• _Task to complete_
Of the lines in the data below, count the ones holding the string "means", and answer with that number only.
+ + + + + + +
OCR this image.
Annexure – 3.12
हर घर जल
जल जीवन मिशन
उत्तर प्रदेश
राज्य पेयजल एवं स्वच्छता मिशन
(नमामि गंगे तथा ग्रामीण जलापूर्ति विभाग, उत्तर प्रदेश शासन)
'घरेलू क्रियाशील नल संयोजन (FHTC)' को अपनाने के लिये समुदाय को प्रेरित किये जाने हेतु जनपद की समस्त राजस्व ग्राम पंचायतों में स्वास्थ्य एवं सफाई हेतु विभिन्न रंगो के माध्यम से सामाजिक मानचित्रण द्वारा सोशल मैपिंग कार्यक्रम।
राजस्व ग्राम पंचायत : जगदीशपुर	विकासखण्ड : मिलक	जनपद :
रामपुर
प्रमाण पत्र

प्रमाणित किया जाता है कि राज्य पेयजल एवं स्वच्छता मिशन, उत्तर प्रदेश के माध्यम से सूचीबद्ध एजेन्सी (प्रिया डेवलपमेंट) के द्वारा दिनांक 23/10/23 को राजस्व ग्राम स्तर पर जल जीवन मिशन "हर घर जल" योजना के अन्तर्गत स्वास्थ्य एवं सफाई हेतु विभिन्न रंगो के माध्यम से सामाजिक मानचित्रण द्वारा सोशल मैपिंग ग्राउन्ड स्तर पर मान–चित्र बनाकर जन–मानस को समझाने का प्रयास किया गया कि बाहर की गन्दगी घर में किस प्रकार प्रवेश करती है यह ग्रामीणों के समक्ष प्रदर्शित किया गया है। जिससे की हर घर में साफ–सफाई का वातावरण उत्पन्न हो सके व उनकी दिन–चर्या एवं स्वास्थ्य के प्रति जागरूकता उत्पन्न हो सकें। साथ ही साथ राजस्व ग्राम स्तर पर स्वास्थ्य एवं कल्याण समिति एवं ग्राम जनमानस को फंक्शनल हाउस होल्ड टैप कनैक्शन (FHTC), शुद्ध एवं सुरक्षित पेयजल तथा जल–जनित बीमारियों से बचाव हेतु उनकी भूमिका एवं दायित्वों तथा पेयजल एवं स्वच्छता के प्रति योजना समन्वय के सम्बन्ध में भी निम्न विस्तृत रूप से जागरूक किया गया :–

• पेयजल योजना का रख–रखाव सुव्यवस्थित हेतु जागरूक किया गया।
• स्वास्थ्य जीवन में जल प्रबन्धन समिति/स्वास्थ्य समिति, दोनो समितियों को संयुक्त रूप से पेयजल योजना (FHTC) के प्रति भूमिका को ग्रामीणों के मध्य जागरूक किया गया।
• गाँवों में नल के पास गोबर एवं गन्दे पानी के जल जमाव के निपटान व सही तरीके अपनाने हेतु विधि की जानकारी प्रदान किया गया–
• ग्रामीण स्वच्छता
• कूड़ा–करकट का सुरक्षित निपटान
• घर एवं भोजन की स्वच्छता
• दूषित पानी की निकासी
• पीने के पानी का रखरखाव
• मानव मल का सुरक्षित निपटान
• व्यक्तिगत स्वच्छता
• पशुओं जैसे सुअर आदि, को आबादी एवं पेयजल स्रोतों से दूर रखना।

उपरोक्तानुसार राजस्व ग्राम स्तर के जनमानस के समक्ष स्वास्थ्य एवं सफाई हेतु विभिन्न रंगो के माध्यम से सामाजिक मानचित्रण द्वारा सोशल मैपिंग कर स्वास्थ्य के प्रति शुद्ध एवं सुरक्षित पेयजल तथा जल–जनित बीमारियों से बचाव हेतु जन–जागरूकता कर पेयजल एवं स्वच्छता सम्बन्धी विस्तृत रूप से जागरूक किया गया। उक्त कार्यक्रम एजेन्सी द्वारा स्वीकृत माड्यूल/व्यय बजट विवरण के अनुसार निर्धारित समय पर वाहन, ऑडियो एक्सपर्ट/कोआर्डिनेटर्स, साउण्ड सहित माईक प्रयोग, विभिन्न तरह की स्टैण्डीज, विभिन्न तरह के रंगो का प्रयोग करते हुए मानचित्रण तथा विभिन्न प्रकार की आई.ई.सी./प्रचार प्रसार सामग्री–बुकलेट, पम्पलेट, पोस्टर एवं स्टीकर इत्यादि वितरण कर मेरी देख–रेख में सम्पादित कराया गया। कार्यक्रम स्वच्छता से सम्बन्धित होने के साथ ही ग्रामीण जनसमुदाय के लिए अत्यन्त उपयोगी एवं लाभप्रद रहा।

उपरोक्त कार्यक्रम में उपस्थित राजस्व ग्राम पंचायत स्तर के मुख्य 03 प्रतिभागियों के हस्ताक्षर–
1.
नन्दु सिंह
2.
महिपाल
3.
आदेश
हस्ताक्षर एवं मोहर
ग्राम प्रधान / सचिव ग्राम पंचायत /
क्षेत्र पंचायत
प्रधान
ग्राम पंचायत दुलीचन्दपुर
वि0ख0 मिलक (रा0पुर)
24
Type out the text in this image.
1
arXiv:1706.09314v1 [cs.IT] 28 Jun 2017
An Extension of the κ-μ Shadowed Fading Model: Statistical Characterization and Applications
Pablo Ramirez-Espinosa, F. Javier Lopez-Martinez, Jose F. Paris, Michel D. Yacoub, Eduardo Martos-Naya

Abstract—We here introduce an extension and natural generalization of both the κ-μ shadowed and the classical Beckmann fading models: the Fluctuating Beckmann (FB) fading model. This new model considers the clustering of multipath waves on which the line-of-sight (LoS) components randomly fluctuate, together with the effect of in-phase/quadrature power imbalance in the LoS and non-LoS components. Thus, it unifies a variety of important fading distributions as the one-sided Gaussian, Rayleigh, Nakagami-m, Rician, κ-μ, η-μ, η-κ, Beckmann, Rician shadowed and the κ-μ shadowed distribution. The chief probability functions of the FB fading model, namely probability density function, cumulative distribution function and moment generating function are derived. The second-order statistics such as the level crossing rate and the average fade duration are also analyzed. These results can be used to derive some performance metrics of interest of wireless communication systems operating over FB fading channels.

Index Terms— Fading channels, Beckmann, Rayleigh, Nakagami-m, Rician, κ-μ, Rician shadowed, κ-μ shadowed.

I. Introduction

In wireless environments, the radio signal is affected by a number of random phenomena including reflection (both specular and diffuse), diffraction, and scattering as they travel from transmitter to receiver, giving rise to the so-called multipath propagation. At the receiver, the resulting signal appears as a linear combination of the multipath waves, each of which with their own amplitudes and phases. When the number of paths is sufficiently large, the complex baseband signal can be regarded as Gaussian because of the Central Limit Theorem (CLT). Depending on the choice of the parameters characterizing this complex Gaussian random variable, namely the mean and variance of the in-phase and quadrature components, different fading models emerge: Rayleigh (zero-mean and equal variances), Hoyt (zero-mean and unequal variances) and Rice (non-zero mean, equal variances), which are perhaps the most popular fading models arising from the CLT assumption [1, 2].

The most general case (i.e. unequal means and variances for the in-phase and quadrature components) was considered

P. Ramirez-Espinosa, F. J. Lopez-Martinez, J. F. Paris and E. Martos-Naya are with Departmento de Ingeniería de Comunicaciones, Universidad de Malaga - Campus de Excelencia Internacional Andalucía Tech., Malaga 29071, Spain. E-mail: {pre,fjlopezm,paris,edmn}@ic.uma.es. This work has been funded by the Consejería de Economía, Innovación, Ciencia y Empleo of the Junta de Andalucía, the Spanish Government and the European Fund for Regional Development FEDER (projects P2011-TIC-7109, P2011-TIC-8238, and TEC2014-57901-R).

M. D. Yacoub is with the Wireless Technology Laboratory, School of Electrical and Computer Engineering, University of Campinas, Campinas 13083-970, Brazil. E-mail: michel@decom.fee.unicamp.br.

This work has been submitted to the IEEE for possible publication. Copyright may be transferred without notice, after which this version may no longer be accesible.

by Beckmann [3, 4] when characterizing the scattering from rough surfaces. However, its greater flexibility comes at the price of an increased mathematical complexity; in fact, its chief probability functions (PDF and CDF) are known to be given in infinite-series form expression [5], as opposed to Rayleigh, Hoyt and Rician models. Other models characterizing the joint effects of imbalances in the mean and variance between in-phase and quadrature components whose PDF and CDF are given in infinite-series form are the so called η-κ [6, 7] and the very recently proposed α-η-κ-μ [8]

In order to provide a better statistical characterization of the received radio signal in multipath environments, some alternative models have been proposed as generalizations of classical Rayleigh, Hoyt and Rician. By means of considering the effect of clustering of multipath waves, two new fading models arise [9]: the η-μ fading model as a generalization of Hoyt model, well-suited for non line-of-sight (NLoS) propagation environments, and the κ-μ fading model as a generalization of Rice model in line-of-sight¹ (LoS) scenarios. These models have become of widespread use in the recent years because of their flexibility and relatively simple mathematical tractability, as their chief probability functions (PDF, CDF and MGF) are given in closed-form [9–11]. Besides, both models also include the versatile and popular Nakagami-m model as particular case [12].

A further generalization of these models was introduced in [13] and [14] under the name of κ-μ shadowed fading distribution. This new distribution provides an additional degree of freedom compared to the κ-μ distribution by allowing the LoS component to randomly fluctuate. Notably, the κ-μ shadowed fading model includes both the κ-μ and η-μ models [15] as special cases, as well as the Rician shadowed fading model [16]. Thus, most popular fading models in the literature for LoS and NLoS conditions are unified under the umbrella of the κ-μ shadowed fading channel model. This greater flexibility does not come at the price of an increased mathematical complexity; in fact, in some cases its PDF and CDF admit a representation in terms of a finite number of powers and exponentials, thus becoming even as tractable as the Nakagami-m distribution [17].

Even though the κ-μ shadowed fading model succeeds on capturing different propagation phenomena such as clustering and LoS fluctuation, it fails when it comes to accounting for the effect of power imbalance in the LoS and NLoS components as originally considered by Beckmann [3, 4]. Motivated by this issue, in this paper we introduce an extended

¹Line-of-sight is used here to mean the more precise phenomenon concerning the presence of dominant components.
+ + + + + + +
• _Solution below_
2